▸ Written request 1
Render the entries as a JSON list of strings, one string per line and blank lines left out, covering only the span from the start of the entries through the line containing "- bar: [93, 125, 113, 450]".

START Extracted text

Paulette Gebara Farah was a four year old disabled Mexican girl who disappeared, and was subsequently found dead under suspicious circumstances. She went missing from her bedroom on March 22, 2010, in the municipality of Huixquilucan de Degollado, Mexico. Upon her disappearance, her family began a search campaign utilizing television, advertisements, and social media. 

Paulette's body was found in her own room wrapped in sheets between the mattress and the foot of the bed, the same room where her mother had given interviews. The room had already been searched by experts from various agencies, including search and rescue dogs. Her body was discovered on March 31st due to the smell of putrefaction.  

Her death was ruled accidental by Attorney General of the State of Mexico Alberto Bazbaz whose investigation concluded that Paulette died during the night after she turned herself around in bed and ended up at the foot, dying of asphyxia, “by obstruction of the nasal cavities and thorax-abdominal compression". She was buried at the Panteón Francés de San Joaquín (French Saint Joaquín Cemetery) located in Mexico City in 2010, before her remains were exhumed and cremated on 3 May 2017.

Chronology

Paulette's disappearance 
On the night of March 21, 2010, Paulette Gebara, her sister, and her father, Mauricio Gebara, returned from a Valle de Bravo trip to their Huixquilucan apartment. The mother of the girls, Lizette Farah, stayed up late to put them to bed. On the morning of March 22, one of Gebara's nannies, Erika, entered the room to wake Gebara, but could not find her. She notified Farah and they both began searching the building. Mauricio Gebara informed his sister of the disappearance of his daughter, who informed Huixquilucan authorities. Later, the mayor, Alfredo del Mazo Maza, notified the Attorney General of the State of Mexico, Alberto Bazbaz.

After the initial search of the apartment building, Paulette's family claimed they could not find her. There were no signs of theft or kidnapping; the locks were intact, as well as the windows and doors. The housing complex had surveillance, but no evidence of Paulette leaving or being taken was found. Paulette could not go out alone, as she had a motor and language disability.

Search of her whereabouts and false statements 

That afternoon, the attorney general released a poster with a photo of Paulette and information about her age, appearance, and physical disabilities. Gebara's aunt, Arlette Farah, sent emails and uploaded a photo to social media, where the news quickly spread, prompting a large response. In the evening, Lizette Farah released a message on television to the alleged abductor asking that her daughter be returned to her, saying that she could be left in a shopping centre or a crowded place, and there would be no consequences. After the announcement, she distributed flyers with Paulette's face, put up billboards, and placed advertisements on television and public transport.

END Extracted text
START Records to use

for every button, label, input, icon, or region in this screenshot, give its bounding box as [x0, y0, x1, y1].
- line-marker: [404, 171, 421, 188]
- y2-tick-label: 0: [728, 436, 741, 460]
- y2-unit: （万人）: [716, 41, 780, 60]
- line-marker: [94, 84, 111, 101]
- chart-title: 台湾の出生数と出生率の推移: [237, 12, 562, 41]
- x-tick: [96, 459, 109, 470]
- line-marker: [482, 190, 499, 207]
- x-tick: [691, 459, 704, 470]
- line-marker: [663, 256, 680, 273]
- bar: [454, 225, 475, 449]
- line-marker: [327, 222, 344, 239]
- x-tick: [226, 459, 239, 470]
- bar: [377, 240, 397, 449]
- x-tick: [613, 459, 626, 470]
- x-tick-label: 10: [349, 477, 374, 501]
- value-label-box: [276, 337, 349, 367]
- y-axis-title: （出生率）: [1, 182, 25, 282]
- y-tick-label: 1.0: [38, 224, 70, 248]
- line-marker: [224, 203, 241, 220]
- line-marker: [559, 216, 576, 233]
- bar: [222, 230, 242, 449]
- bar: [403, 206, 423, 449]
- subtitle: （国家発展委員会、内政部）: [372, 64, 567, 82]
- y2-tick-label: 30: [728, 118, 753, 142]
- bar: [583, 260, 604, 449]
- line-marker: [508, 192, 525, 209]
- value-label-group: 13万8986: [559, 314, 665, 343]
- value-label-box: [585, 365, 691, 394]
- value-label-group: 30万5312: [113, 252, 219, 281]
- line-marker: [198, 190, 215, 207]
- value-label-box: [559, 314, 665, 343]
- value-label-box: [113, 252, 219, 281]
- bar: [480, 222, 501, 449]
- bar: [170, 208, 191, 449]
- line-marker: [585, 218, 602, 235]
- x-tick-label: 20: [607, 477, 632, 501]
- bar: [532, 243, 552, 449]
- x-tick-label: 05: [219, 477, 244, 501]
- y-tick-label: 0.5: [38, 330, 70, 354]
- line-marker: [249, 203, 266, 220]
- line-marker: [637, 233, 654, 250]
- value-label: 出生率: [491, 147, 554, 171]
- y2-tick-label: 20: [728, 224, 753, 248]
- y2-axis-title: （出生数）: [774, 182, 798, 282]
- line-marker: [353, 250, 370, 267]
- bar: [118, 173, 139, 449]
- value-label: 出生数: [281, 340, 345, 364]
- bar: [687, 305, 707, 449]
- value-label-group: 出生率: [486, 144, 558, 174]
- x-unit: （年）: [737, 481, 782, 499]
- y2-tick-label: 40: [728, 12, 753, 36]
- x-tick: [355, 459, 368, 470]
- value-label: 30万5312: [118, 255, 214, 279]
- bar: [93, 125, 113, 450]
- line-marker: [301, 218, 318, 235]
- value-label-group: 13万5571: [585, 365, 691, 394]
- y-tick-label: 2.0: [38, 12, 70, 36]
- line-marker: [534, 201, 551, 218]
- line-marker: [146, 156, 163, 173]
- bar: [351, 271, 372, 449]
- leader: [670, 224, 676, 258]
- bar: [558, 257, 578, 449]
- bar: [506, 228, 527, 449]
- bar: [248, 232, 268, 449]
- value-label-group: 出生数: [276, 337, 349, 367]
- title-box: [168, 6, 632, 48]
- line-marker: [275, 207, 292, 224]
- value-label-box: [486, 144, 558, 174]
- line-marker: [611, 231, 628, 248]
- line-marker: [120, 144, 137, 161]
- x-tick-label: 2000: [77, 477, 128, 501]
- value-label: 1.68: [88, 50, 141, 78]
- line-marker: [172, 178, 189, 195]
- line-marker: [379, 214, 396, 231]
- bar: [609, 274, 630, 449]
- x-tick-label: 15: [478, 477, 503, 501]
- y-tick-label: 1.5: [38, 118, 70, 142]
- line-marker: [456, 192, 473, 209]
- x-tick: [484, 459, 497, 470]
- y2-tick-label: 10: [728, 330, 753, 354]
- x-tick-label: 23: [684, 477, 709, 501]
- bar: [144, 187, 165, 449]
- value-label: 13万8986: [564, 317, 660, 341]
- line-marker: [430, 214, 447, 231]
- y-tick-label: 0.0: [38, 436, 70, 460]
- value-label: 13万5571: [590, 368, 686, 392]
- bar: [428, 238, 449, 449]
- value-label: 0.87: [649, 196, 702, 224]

END Records to use

▸ Written request 2
Continue the account of Paulette Gebara Farah's disappearance from the point where it stops.

▸ Expected answer 1
[
  "for every button, label, input, icon, or region in this screenshot, give its bounding box as [x0, y0, x1, y1].",
  "- line-marker: [404, 171, 421, 188]",
  "- y2-tick-label: 0: [728, 436, 741, 460]",
  "- y2-unit: （万人）: [716, 41, 780, 60]",
  "- line-marker: [94, 84, 111, 101]",
  "- chart-title: 台湾の出生数と出生率の推移: [237, 12, 562, 41]",
  "- x-tick: [96, 459, 109, 470]",
  "- line-marker: [482, 190, 499, 207]",
  "- x-tick: [691, 459, 704, 470]",
  "- line-marker: [663, 256, 680, 273]",
  "- bar: [454, 225, 475, 449]",
  "- line-marker: [327, 222, 344, 239]",
  "- x-tick: [226, 459, 239, 470]",
  "- bar: [377, 240, 397, 449]",
  "- x-tick: [613, 459, 626, 470]",
  "- x-tick-label: 10: [349, 477, 374, 501]",
  "- value-label-box: [276, 337, 349, 367]",
  "- y-axis-title: （出生率）: [1, 182, 25, 282]",
  "- y-tick-label: 1.0: [38, 224, 70, 248]",
  "- line-marker: [224, 203, 241, 220]",
  "- line-marker: [559, 216, 576, 233]",
  "- bar: [222, 230, 242, 449]",
  "- bar: [403, 206, 423, 449]",
  "- subtitle: （国家発展委員会、内政部）: [372, 64, 567, 82]",
  "- y2-tick-label: 30: [728, 118, 753, 142]",
  "- bar: [583, 260, 604, 449]",
  "- line-marker: [508, 192, 525, 209]",
  "- value-label-group: 13万8986: [559, 314, 665, 343]",
  "- value-label-box: [585, 365, 691, 394]",
  "- value-label-group: 30万5312: [113, 252, 219, 281]",
  "- line-marker: [198, 190, 215, 207]",
  "- value-label-box: [559, 314, 665, 343]",
  "- value-label-box: [113, 252, 219, 281]",
  "- bar: [480, 222, 501, 449]",
  "- bar: [170, 208, 191, 449]",
  "- line-marker: [585, 218, 602, 235]",
  "- x-tick-label: 20: [607, 477, 632, 501]",
  "- bar: [532, 243, 552, 449]",
  "- x-tick-label: 05: [219, 477, 244, 501]",
  "- y-tick-label: 0.5: [38, 330, 70, 354]",
  "- line-marker: [249, 203, 266, 220]",
  "- line-marker: [637, 233, 654, 250]",
  "- value-label: 出生率: [491, 147, 554, 171]",
  "- y2-tick-label: 20: [728, 224, 753, 248]",
  "- y2-axis-title: （出生数）: [774, 182, 798, 282]",
  "- line-marker: [353, 250, 370, 267]",
  "- bar: [118, 173, 139, 449]",
  "- value-label: 出生数: [281, 340, 345, 364]",
  "- bar: [687, 305, 707, 449]",
  "- value-label-group: 出生率: [486, 144, 558, 174]",
  "- x-unit: （年）: [737, 481, 782, 499]",
  "- y2-tick-label: 40: [728, 12, 753, 36]",
  "- x-tick: [355, 459, 368, 470]",
  "- value-label: 30万5312: [118, 255, 214, 279]",
  "- bar: [93, 125, 113, 450]"
]

▸ Expected answer 2
Mauricio also appeared in the media, asking that his daughter be returned to him. He recalled that he had gone out to work on the morning of March 22, when Paulette had apparently disappeared. On March 29, the attorney general announced that Paulette's parents, Erika and Martha Casimiro, Paulette's nannies, would be placed under a restriction order, due to falsehoods and inconsistencies in their statements.

On March 30, Paulette's parents spent several hours at the police station before being transferred to a hotel to comply with the restriction order. The same day, police experts placed blankets at the home for a reconstruction of events.

Discovery of her body and autopsy 
On March 31, at around 2:00 AM, Paulette's remains were found in her bedroom. In the leaked video of investigators, one voice is heard saying, "she was severely beaten" whilst examining the stained sheets. However, this statement was almost immediately refuted by General Attorney Bazbaz. Paulette had died accidentally due to "mechanical asphyxia due to obstruction of the nasal cavities and thorax-abdominal compression".

An autopsy revealed that Paulette slept with an "orthopaedic cloth" over her mouth, which was placed every night to prevent her from sleeping with her mouth open; that her body was not manipulated after her death; and that she had eaten at least five hours before her death. The body had two segments of rectangular adhesive cloth in vertical position on both cheeks, in addition to signs of a blow to the left elbow and knee. The official findings, however, indicated no signs of physical or sexual violence. The autopsy also established that her death occurred between five and nine days before the analysis was made, establishing that she could have died on the first day. This was reported on March 31st, although they did not reveal the exact date and hour of her death.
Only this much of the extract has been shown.